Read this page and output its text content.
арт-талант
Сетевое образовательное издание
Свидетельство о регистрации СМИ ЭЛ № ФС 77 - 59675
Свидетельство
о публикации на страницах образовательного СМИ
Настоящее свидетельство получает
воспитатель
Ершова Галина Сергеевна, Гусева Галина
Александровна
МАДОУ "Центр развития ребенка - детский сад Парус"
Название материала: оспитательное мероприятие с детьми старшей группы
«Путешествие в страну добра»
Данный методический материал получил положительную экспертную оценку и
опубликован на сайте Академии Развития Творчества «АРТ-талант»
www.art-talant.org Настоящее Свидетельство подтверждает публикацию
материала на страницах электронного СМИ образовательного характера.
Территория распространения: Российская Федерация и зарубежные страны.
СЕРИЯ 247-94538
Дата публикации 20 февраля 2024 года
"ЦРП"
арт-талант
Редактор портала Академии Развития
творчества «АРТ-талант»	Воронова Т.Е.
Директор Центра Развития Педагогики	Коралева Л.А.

◆ Job: Using the listing above, show each line holding the string "Академии".

◆ Result of the exercise:
опубликован на сайте Академии Развития Творчества «АРТ-талант»
Редактор портала Академии Развития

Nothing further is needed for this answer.